**Information provided:**
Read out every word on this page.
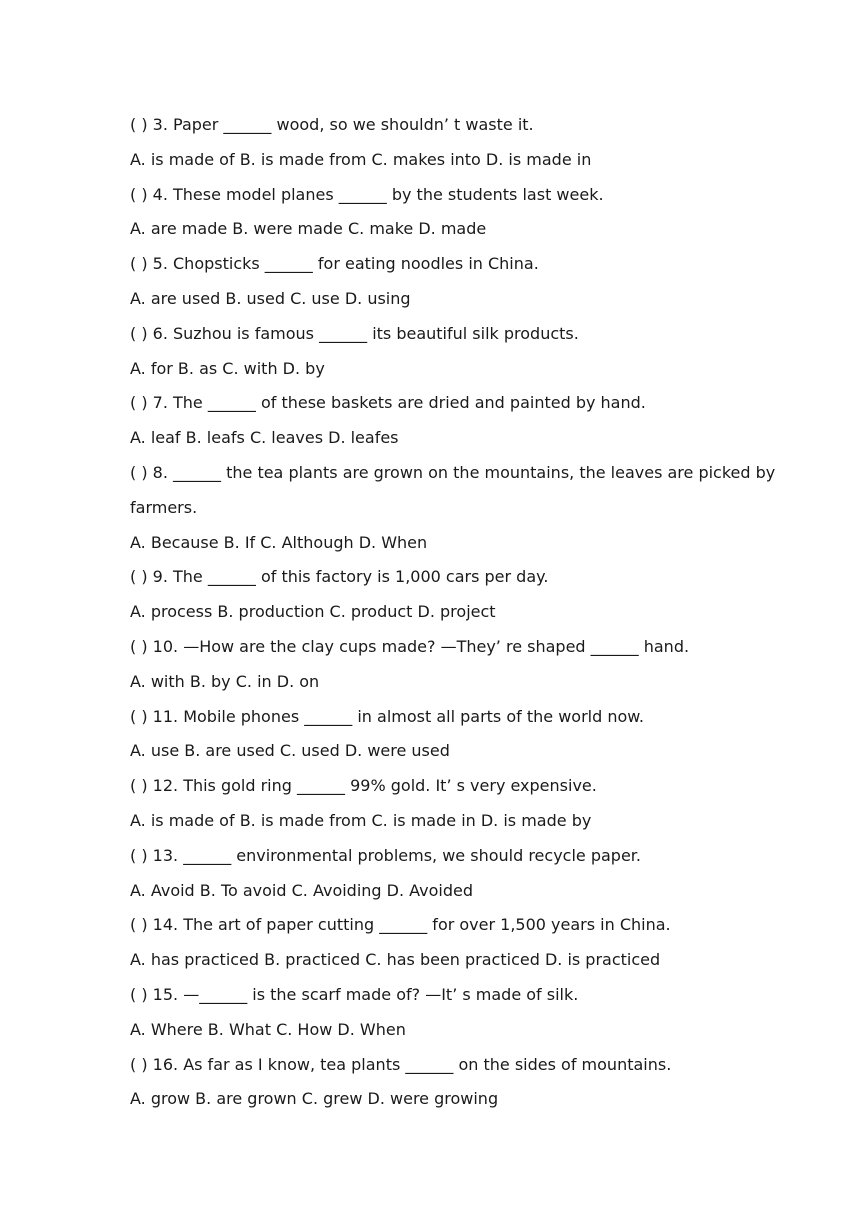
( ) 3. Paper ______ wood, so we shouldn’ t waste it.
A. is made of B. is made from C. makes into D. is made in
( ) 4. These model planes ______ by the students last week.
A. are made B. were made C. make D. made
( ) 5. Chopsticks ______ for eating noodles in China.
A. are used B. used C. use D. using
( ) 6. Suzhou is famous ______ its beautiful silk products.
A. for B. as C. with D. by
( ) 7. The ______ of these baskets are dried and painted by hand.
A. leaf B. leafs C. leaves D. leafes
( ) 8. ______ the tea plants are grown on the mountains, the leaves are picked by
farmers.
A. Because B. If C. Although D. When
( ) 9. The ______ of this factory is 1,000 cars per day.
A. process B. production C. product D. project
( ) 10. —How are the clay cups made? —They’ re shaped ______ hand.
A. with B. by C. in D. on
( ) 11. Mobile phones ______ in almost all parts of the world now.
A. use B. are used C. used D. were used
( ) 12. This gold ring ______ 99% gold. It’ s very expensive.
A. is made of B. is made from C. is made in D. is made by
( ) 13. ______ environmental problems, we should recycle paper.
A. Avoid B. To avoid C. Avoiding D. Avoided
( ) 14. The art of paper cutting ______ for over 1,500 years in China.
A. has practiced B. practiced C. has been practiced D. is practiced
( ) 15. —______ is the scarf made of? —It’ s made of silk.
A. Where B. What C. How D. When
( ) 16. As far as I know, tea plants ______ on the sides of mountains.
A. grow B. are grown C. grew D. were growing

**What is being asked:** Report how many lines above hold the string "When", giving nothing but the number.

**Task response:** 2